PASSAGE FOR REVIEW
%%
Sunday, April 28, 2019

Concert Review: The Chicago Plan at the Blue Room


The American Jazz Museum described the sound of the Chicago Plan as “loose and cool" in a social media post promoting the avant-garde ensemble’s April 26 appearance at the Blue Room.  Those aren’t the words anyone in the audience of about 100 for the ensemble’s first set would have used.  The pairing of the adjectives “agitated and incendiary” or “chaotic and combustible” better represent the ensemble’s attack.

The extremely rare booking of free jazz stalwarts in Kansas City was made possible by the well-financed Goethe Pop Up.  A billboard in the Crossroads District advertised the concert.  The gambit may not have worked.  Aside from affiliates of the Goethe group and the locally based musicians Bill McKemy, Adam Schlozman, Brian Steever and Rich Wheeler who alternated sets with the Chicago Plan, I may have been the sole enthusiast of Fred Lonberg-Holm, Steve Swell, Gebhard Ullmann and Michael Zerang to pay the $10 cover charge.
%%
SUPPLIED ENTRIES
%%
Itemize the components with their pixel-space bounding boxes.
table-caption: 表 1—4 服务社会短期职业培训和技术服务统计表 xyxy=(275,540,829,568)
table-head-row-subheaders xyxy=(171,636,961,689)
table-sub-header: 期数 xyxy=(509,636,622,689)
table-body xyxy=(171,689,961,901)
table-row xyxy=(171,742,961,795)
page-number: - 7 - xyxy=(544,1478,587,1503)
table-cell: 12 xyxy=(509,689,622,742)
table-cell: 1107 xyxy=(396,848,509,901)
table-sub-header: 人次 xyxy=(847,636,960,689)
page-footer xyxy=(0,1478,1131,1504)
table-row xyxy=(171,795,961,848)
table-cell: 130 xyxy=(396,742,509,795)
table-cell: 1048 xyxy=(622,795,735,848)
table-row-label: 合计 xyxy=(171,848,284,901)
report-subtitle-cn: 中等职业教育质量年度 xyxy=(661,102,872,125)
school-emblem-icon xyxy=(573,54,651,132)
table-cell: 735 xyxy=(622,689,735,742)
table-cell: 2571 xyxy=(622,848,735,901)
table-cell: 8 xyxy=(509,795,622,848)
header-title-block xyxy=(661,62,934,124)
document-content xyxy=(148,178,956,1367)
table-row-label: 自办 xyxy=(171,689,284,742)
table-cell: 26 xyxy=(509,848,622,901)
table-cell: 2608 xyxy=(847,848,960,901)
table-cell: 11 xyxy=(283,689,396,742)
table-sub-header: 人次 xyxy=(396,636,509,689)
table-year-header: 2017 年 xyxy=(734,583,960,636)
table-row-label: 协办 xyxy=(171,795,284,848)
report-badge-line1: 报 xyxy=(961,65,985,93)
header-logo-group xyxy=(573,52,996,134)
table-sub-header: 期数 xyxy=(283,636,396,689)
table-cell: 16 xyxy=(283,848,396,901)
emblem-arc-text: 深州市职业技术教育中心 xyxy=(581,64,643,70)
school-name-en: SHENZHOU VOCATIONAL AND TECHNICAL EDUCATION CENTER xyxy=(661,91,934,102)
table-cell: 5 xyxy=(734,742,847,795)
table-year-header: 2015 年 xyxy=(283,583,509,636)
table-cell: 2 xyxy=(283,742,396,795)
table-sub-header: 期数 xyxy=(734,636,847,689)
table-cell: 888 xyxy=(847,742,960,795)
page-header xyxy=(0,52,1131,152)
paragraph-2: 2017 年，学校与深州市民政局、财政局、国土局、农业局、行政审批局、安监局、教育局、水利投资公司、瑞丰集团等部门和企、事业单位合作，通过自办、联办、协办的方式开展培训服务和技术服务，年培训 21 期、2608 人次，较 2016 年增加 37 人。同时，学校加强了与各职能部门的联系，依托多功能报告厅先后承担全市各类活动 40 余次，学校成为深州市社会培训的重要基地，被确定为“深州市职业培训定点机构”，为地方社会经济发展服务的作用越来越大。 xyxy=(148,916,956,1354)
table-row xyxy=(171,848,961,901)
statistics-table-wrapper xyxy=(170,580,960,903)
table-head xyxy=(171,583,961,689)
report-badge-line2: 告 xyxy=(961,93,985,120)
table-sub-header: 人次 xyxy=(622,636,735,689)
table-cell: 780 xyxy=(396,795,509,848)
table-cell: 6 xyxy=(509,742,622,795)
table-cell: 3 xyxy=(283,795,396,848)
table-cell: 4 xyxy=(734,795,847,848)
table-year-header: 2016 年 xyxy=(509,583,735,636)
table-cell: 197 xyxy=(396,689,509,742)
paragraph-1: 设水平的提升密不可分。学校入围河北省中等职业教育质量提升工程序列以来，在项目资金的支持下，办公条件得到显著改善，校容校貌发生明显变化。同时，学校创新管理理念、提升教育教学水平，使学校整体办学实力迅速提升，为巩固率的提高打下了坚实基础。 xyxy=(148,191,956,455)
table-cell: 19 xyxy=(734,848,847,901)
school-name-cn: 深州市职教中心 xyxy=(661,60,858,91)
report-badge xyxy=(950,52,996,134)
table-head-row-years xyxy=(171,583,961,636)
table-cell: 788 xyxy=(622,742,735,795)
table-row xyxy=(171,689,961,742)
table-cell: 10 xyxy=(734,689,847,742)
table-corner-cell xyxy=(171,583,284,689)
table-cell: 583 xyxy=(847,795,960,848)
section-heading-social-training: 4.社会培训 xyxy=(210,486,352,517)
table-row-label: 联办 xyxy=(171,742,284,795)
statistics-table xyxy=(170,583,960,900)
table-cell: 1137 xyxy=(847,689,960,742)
%%
TASK TO CARRY OUT
Pick up the concert review of the Chicago Plan at the Blue Room after its last sentence and continue it.

TASK RESULT
With collective recording credits that include sessions with Tim Berne, Anthony Braxton, El-P, Ken Vandermark, Wilco and John Zorn, the members of the Chicago Plan are all-stars in the new music community.  They validated their reputations as elite noise-makers.  Lonberg-Holm, a self-described “anti-cellist,” provided the biggest surprises.  He contributed ominous electronic enhancements, made his instrument sound like a rusty door hinge and summoned the ghost of the MC5 guitarist Fred “Sonic” Smith.

Steve Swell served as a maniacal master of ceremonies.  His snarky attempts to engage the dozens of high school choir students from Iowa who filled the back half of the club fell flat, but nearly everything else he and his colleagues attempted was explosive.